Data extracted from a collection:

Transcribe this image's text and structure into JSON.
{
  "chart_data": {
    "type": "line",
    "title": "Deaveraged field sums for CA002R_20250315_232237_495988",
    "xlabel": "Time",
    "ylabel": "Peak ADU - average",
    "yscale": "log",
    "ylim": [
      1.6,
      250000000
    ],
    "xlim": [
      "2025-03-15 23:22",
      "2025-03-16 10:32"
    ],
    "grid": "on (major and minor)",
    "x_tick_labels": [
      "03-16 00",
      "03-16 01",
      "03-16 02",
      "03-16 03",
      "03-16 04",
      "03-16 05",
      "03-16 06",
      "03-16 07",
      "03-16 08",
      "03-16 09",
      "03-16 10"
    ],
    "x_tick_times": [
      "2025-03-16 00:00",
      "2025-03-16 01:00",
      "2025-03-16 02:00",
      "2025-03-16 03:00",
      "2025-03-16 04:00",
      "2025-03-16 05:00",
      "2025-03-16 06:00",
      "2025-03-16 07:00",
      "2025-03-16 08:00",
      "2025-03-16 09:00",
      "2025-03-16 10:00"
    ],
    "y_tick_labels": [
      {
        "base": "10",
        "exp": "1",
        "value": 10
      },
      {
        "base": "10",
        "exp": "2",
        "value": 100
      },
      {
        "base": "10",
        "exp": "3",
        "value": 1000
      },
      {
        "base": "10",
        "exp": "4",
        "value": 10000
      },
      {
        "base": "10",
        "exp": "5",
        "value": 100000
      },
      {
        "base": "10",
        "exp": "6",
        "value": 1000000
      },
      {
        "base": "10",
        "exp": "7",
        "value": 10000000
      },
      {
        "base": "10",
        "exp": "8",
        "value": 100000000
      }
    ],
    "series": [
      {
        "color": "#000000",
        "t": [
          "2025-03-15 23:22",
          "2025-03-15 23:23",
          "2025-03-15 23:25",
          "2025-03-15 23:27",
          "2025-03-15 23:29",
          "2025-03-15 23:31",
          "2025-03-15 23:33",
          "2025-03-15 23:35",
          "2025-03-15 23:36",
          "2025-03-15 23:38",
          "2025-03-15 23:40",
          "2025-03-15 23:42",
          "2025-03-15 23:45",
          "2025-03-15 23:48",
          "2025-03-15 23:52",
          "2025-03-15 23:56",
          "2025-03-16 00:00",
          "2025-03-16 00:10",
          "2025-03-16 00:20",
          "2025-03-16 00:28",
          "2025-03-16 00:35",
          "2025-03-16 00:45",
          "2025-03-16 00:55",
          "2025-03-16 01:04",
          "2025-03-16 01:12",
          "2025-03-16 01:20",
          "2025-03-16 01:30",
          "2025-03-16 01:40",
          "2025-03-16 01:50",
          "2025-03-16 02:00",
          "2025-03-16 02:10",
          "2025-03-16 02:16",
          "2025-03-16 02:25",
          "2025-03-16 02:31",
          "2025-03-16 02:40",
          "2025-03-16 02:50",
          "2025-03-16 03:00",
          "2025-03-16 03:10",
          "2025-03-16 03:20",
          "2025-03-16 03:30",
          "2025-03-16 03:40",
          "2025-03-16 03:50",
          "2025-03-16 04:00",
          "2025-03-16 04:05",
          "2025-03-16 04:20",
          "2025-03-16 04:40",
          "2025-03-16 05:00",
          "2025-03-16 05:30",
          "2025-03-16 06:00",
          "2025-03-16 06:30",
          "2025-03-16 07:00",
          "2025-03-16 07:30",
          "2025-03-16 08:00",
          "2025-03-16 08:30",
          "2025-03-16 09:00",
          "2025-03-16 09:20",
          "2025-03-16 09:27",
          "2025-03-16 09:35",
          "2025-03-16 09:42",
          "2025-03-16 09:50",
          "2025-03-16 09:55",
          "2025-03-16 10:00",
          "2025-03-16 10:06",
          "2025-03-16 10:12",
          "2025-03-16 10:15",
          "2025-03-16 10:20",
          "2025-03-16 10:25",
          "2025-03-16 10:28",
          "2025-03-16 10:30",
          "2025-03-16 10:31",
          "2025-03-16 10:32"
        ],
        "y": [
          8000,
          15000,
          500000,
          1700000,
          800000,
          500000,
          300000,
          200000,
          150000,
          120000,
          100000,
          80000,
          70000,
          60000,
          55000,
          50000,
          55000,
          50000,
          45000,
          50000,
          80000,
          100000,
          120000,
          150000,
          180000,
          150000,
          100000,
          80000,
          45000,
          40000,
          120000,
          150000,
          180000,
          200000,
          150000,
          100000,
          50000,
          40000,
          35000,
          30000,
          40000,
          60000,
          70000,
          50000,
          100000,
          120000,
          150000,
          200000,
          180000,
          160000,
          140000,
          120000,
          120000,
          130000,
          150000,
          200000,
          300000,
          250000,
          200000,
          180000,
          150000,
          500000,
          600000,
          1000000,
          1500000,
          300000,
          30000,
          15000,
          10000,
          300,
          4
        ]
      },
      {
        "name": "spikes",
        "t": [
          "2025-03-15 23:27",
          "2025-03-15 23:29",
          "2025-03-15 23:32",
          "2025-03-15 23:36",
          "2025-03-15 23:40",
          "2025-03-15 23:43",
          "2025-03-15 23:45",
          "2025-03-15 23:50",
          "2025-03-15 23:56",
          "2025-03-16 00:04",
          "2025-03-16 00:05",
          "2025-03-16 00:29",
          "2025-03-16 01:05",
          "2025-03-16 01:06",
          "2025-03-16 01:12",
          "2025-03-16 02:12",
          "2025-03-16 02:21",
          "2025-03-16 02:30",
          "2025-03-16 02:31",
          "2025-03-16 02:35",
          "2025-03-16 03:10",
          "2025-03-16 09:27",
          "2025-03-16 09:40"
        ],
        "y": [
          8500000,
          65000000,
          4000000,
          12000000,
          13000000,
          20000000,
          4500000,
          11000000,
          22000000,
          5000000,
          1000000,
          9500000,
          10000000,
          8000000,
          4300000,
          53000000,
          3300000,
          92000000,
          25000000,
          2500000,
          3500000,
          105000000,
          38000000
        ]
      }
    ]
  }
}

WORK INSTRUCTIONS:
Write out every line from the entries where "value" appears.

SOLUTION:
        "value": 10
        "value": 100
        "value": 1000
        "value": 10000
        "value": 100000
        "value": 1000000
        "value": 10000000
        "value": 100000000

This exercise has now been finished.